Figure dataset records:
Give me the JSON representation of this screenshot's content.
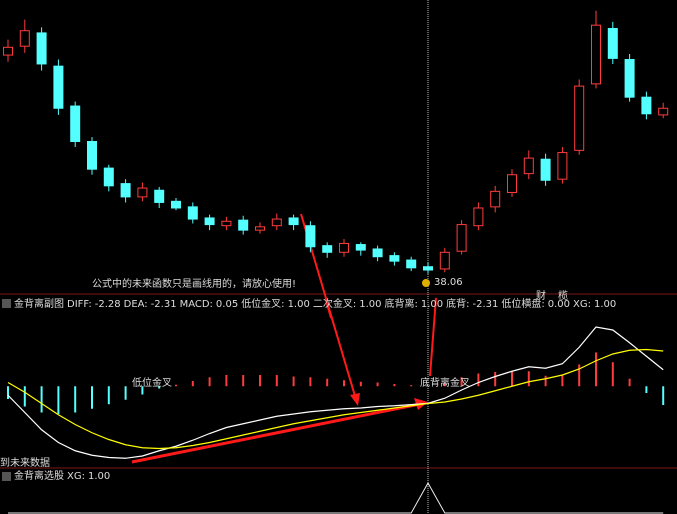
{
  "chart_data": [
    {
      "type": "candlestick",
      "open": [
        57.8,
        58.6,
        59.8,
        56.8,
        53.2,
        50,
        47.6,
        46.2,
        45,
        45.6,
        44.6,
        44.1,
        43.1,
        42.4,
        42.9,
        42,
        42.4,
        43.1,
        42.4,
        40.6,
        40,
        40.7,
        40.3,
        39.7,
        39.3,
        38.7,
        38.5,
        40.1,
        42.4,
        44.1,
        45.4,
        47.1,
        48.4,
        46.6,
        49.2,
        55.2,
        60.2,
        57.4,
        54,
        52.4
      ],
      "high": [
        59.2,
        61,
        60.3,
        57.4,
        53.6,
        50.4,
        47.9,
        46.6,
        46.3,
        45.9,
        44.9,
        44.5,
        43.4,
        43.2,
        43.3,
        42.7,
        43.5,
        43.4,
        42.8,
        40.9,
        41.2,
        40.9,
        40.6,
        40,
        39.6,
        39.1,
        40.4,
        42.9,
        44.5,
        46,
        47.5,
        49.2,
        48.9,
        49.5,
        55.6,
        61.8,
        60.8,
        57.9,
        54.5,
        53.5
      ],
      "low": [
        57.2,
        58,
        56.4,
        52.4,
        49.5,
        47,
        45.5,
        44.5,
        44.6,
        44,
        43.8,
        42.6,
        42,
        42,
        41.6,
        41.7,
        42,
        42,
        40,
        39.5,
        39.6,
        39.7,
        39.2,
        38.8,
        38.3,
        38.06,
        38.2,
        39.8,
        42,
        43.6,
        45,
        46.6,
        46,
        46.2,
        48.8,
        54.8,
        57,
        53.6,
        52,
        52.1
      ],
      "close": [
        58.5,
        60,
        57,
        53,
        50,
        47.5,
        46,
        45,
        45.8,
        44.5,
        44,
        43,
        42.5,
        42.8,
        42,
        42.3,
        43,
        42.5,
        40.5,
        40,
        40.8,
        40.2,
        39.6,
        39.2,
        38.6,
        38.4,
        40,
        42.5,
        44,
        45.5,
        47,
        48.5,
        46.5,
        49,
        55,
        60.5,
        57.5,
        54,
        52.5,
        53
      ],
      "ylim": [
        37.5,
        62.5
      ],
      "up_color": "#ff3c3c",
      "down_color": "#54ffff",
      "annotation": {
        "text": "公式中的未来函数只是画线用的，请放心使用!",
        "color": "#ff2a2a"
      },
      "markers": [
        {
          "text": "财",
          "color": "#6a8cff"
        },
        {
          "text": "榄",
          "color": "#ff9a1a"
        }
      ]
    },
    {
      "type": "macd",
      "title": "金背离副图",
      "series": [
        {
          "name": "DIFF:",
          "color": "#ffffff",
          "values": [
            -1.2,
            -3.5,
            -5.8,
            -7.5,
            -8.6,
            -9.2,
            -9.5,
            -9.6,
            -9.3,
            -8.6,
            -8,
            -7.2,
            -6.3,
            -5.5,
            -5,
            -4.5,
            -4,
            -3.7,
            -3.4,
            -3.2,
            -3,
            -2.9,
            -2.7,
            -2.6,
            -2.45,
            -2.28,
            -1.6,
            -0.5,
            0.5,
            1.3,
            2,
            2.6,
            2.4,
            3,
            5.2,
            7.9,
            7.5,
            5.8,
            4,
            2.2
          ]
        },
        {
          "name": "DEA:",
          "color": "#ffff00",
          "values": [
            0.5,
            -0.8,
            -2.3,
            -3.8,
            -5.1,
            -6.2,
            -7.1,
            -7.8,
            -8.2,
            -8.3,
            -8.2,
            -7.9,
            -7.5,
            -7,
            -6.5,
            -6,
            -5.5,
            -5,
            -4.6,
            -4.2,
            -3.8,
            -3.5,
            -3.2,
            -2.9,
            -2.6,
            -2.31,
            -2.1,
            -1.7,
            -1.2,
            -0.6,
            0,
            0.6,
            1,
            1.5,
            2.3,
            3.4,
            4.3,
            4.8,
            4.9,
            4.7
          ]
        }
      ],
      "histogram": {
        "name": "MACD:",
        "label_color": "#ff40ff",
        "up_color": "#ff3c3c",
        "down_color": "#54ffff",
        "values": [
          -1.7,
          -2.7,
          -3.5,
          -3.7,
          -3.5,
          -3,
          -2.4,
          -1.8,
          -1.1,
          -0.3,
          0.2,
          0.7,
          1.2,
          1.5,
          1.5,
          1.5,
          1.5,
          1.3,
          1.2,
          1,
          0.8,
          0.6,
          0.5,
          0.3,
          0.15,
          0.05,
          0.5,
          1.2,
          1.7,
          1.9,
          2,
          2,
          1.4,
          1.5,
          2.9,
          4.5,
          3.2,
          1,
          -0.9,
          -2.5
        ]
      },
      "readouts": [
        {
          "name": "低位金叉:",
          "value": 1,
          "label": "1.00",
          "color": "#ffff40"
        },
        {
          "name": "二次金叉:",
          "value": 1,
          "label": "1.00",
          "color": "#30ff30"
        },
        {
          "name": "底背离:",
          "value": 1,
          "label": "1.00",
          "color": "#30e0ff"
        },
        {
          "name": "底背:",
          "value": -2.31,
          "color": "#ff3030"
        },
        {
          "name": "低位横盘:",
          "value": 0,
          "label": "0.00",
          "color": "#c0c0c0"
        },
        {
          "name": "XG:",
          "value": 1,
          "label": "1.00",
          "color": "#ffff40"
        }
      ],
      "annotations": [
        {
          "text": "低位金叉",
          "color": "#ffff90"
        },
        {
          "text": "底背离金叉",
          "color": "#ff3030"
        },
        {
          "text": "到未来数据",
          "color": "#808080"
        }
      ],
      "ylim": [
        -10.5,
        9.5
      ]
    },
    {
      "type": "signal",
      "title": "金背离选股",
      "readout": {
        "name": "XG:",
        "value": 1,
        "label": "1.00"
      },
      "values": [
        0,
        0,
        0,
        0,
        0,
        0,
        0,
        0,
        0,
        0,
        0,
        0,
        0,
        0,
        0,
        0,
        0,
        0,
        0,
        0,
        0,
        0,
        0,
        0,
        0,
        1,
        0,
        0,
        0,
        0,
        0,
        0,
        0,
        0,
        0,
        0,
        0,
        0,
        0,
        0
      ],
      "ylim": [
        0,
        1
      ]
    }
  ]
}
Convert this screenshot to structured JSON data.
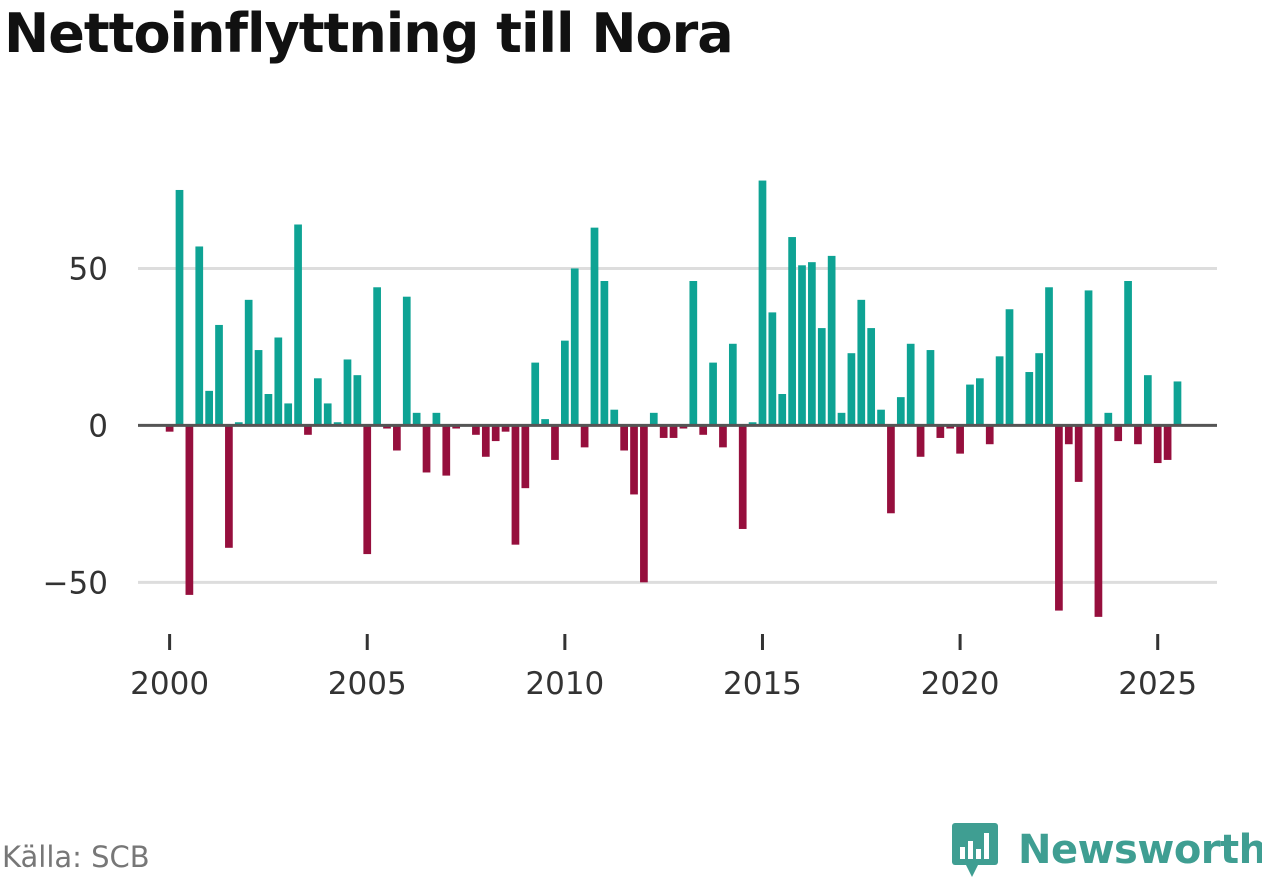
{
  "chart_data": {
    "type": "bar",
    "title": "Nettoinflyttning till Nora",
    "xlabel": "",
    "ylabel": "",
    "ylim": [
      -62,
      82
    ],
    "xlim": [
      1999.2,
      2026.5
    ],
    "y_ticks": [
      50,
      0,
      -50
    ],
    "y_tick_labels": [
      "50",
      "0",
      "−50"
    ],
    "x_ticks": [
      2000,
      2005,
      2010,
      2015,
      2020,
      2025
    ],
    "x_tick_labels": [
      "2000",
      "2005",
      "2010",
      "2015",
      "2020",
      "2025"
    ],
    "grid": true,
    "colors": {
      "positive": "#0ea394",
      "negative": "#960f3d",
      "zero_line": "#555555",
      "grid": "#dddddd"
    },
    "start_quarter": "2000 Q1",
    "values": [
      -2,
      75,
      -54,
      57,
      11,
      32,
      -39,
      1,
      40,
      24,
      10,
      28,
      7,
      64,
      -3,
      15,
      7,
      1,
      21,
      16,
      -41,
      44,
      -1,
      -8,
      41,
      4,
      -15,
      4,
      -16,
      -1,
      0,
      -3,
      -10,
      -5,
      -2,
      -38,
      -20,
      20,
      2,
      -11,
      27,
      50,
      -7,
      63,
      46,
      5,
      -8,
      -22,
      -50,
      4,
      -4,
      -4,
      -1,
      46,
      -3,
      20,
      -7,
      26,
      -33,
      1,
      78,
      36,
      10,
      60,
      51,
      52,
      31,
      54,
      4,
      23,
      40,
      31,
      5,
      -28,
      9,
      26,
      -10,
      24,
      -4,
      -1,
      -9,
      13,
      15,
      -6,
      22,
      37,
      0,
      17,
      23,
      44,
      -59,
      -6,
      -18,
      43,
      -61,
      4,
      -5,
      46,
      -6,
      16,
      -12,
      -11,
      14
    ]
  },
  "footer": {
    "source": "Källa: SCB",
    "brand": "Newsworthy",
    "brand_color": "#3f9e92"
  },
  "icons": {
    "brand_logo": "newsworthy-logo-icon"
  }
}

→ **Exercise**
Find all lines where the word "screenshot" appears. Copy them.

→ **Output below**
Give me the JSON representation of this screenshot's content.
Convert this screenshot to structured JSON data.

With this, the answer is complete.